To be done: Pull every line that holds the word "JSON" from the entries.

Material for this exercise:
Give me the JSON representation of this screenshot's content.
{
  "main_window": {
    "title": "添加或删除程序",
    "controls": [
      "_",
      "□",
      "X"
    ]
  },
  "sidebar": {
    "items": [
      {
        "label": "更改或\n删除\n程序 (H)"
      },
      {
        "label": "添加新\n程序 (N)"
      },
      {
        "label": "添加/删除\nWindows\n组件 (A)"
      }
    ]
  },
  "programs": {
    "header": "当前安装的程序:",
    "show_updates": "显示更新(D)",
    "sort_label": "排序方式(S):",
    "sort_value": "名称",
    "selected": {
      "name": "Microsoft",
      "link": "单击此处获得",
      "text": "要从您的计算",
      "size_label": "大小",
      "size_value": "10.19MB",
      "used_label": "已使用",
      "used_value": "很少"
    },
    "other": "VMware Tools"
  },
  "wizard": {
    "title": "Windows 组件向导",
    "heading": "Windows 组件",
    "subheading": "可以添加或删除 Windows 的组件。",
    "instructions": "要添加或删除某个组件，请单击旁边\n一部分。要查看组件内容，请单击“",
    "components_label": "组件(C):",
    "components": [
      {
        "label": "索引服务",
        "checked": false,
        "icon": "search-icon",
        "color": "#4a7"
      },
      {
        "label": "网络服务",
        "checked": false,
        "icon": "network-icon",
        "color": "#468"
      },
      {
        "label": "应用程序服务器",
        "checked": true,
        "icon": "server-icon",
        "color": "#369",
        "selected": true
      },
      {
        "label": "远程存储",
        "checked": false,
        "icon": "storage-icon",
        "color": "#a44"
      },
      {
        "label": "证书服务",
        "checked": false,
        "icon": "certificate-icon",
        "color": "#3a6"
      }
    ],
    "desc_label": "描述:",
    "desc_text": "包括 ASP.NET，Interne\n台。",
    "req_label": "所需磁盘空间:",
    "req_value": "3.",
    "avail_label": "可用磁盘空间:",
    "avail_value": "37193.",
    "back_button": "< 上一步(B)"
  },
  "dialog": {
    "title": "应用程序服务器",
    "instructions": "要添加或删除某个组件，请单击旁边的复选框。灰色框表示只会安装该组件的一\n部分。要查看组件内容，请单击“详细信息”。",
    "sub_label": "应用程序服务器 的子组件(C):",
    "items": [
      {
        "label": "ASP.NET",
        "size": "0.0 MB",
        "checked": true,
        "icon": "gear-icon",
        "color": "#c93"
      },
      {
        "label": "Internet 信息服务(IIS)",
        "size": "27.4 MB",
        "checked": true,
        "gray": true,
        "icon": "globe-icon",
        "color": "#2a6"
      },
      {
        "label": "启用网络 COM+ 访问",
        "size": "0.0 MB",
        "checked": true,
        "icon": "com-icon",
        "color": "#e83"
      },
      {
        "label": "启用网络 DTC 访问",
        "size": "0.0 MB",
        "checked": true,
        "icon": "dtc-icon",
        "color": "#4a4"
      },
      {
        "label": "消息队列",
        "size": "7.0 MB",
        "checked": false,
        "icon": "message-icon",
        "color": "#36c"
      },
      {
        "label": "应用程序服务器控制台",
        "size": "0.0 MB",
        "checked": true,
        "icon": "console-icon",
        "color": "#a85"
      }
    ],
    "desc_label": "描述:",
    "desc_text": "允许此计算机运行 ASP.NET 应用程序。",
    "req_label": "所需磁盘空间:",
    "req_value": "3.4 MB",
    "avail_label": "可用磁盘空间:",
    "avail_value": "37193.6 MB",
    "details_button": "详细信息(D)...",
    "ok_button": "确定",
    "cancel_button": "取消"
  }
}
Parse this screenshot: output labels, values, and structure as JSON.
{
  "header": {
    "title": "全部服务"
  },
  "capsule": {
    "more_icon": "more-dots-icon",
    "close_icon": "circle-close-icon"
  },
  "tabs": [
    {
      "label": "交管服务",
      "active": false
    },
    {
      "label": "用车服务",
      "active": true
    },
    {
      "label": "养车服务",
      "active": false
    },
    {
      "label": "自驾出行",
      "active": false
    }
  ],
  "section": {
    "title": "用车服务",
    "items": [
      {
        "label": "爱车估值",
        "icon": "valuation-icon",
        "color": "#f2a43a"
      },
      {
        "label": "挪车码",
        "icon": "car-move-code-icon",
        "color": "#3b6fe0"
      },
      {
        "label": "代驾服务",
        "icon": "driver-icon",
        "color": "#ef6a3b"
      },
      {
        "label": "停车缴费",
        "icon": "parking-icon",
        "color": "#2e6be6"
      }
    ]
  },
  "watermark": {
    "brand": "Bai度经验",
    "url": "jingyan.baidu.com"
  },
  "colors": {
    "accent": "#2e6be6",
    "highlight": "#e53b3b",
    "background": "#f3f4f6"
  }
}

Written solution:
Give me the JSON representation of this screenshot's content.
Parse this screenshot: output labels, values, and structure as JSON.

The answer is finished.